Repeat the entries that follow verbatim, without any of their pictures.

(Raw records)
───

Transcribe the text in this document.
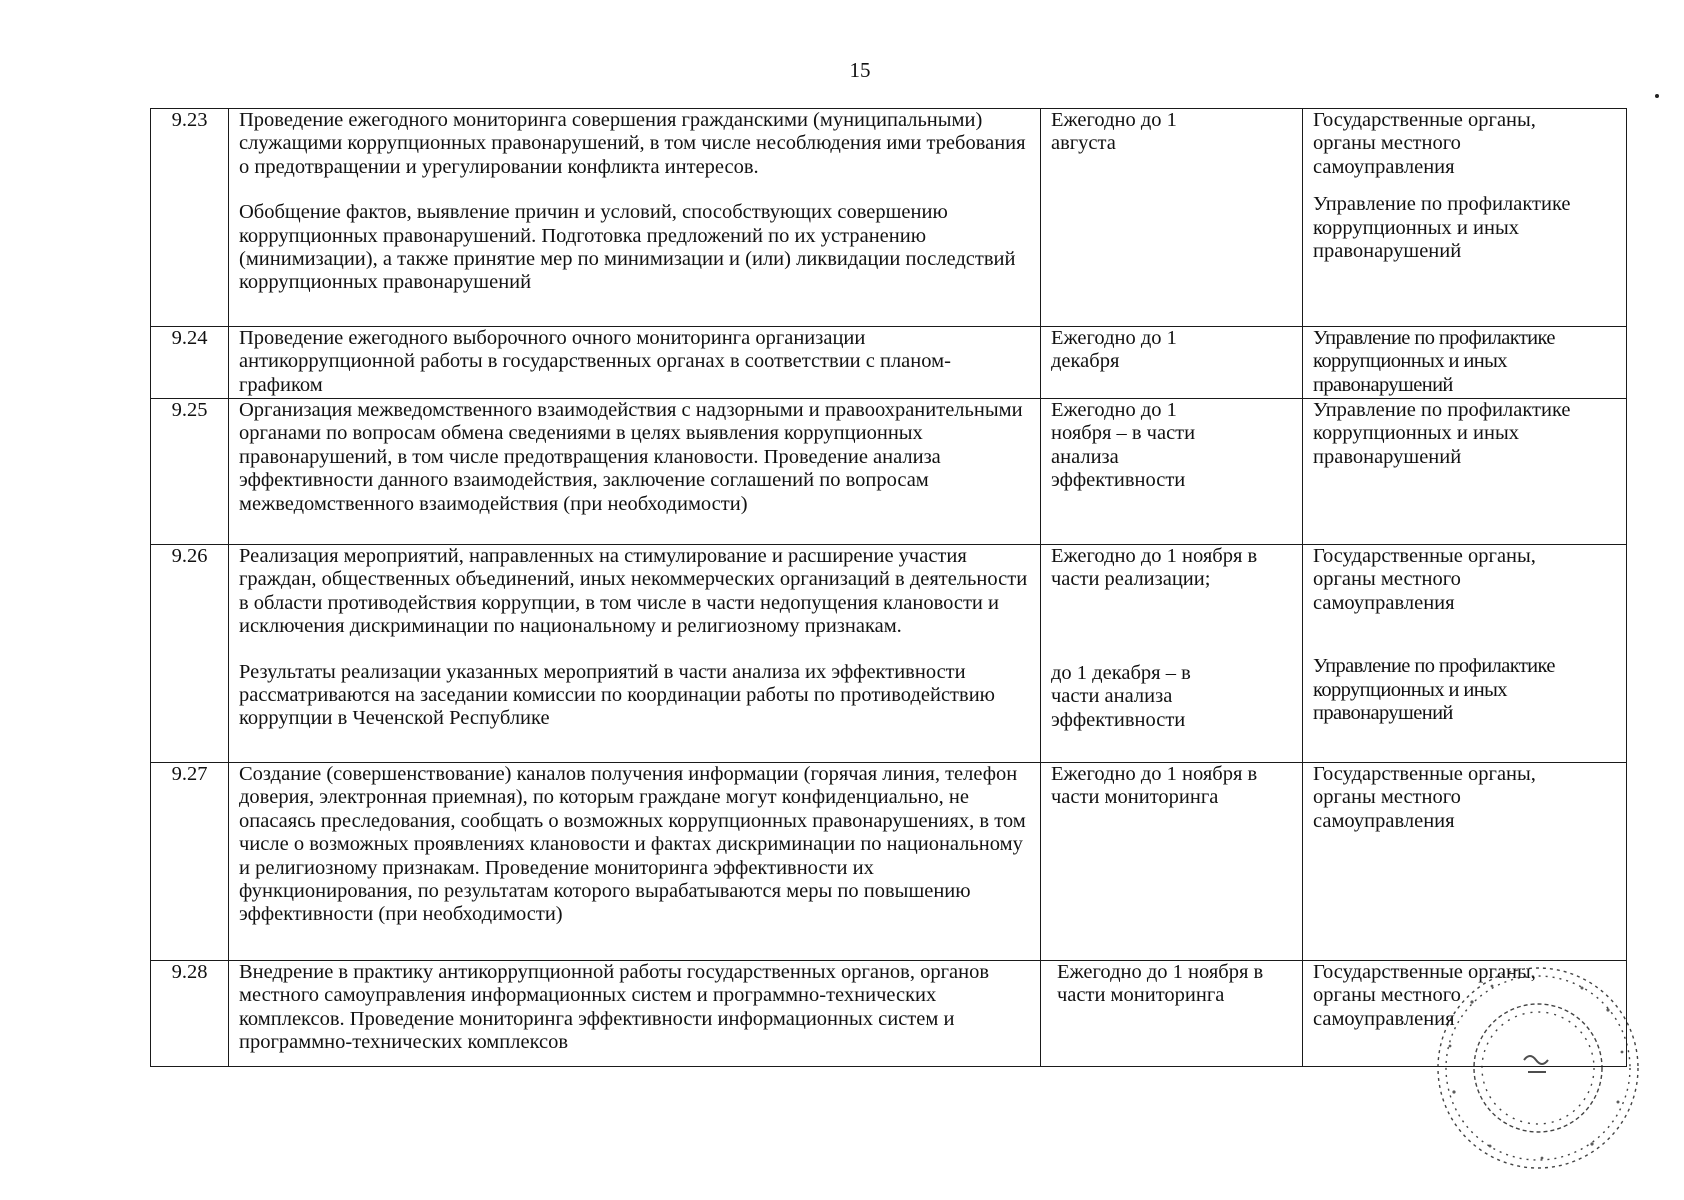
15
9.23	Проведение ежегодного мониторинга совершения гражданскими (муниципальными) служащими коррупционных правонарушений, в том числе несоблюдения ими требования о предотвращении и урегулировании конфликта интересов.
Обобщение фактов, выявление причин и условий, способствующих совершению коррупционных правонарушений. Подготовка предложений по их устранению (минимизации), а также принятие мер по минимизации и (или) ликвидации последствий коррупционных правонарушений	Ежегодно до 1 августа	Государственные органы, органы местного самоуправления
Управление по профилактике коррупционных и иных правонарушений

9.24	Проведение ежегодного выборочного очного мониторинга организации антикоррупционной работы в государственных органах в соответствии с планом-графиком	Ежегодно до 1 декабря	Управление по профилактике коррупционных и иных правонарушений

9.25	Организация межведомственного взаимодействия с надзорными и правоохранительными органами по вопросам обмена сведениями в целях выявления коррупционных правонарушений, в том числе предотвращения клановости. Проведение анализа эффективности данного взаимодействия, заключение соглашений по вопросам межведомственного взаимодействия (при необходимости)	Ежегодно до 1 ноября – в части анализа эффективности	Управление по профилактике коррупционных и иных правонарушений

9.26	Реализация мероприятий, направленных на стимулирование и расширение участия граждан, общественных объединений, иных некоммерческих организаций в деятельности в области противодействия коррупции, в том числе в части недопущения клановости и исключения дискриминации по национальному и религиозному признакам.
Результаты реализации указанных мероприятий в части анализа их эффективности рассматриваются на заседании комиссии по координации работы по противодействию коррупции в Чеченской Республике	Ежегодно до 1 ноября в части реализации;
до 1 декабря – в части анализа эффективности	Государственные органы, органы местного самоуправления
Управление по профилактике коррупционных и иных правонарушений

9.27	Создание (совершенствование) каналов получения информации (горячая линия, телефон доверия, электронная приемная), по которым граждане могут конфиденциально, не опасаясь преследования, сообщать о возможных коррупционных правонарушениях, в том числе о возможных проявлениях клановости и фактах дискриминации по национальному и религиозному признакам. Проведение мониторинга эффективности их функционирования, по результатам которого вырабатываются меры по повышению эффективности (при необходимости)	Ежегодно до 1 ноября в части мониторинга	Государственные органы, органы местного самоуправления

9.28	Внедрение в практику антикоррупционной работы государственных органов, органов местного самоуправления информационных систем и программно-технических комплексов. Проведение мониторинга эффективности информационных систем и программно-технических комплексов	Ежегодно до 1 ноября в части мониторинга	Государственные органы, органы местного самоуправления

───

Completed exercise |
Transcribe the text in this document.
15
9.23	Проведение ежегодного мониторинга совершения гражданскими (муниципальными) служащими коррупционных правонарушений, в том числе несоблюдения ими требования о предотвращении и урегулировании конфликта интересов.
Обобщение фактов, выявление причин и условий, способствующих совершению коррупционных правонарушений. Подготовка предложений по их устранению (минимизации), а также принятие мер по минимизации и (или) ликвидации последствий коррупционных правонарушений	Ежегодно до 1 августа	Государственные органы, органы местного самоуправления
Управление по профилактике коррупционных и иных правонарушений

9.24	Проведение ежегодного выборочного очного мониторинга организации антикоррупционной работы в государственных органах в соответствии с планом-графиком	Ежегодно до 1 декабря	Управление по профилактике коррупционных и иных правонарушений

9.25	Организация межведомственного взаимодействия с надзорными и правоохранительными органами по вопросам обмена сведениями в целях выявления коррупционных правонарушений, в том числе предотвращения клановости. Проведение анализа эффективности данного взаимодействия, заключение соглашений по вопросам межведомственного взаимодействия (при необходимости)	Ежегодно до 1 ноября – в части анализа эффективности	Управление по профилактике коррупционных и иных правонарушений

9.26	Реализация мероприятий, направленных на стимулирование и расширение участия граждан, общественных объединений, иных некоммерческих организаций в деятельности в области противодействия коррупции, в том числе в части недопущения клановости и исключения дискриминации по национальному и религиозному признакам.
Результаты реализации указанных мероприятий в части анализа их эффективности рассматриваются на заседании комиссии по координации работы по противодействию коррупции в Чеченской Республике	Ежегодно до 1 ноября в части реализации;
до 1 декабря – в части анализа эффективности	Государственные органы, органы местного самоуправления
Управление по профилактике коррупционных и иных правонарушений

9.27	Создание (совершенствование) каналов получения информации (горячая линия, телефон доверия, электронная приемная), по которым граждане могут конфиденциально, не опасаясь преследования, сообщать о возможных коррупционных правонарушениях, в том числе о возможных проявлениях клановости и фактах дискриминации по национальному и религиозному признакам. Проведение мониторинга эффективности их функционирования, по результатам которого вырабатываются меры по повышению эффективности (при необходимости)	Ежегодно до 1 ноября в части мониторинга	Государственные органы, органы местного самоуправления

9.28	Внедрение в практику антикоррупционной работы государственных органов, органов местного самоуправления информационных систем и программно-технических комплексов. Проведение мониторинга эффективности информационных систем и программно-технических комплексов	Ежегодно до 1 ноября в части мониторинга	Государственные органы, органы местного самоуправления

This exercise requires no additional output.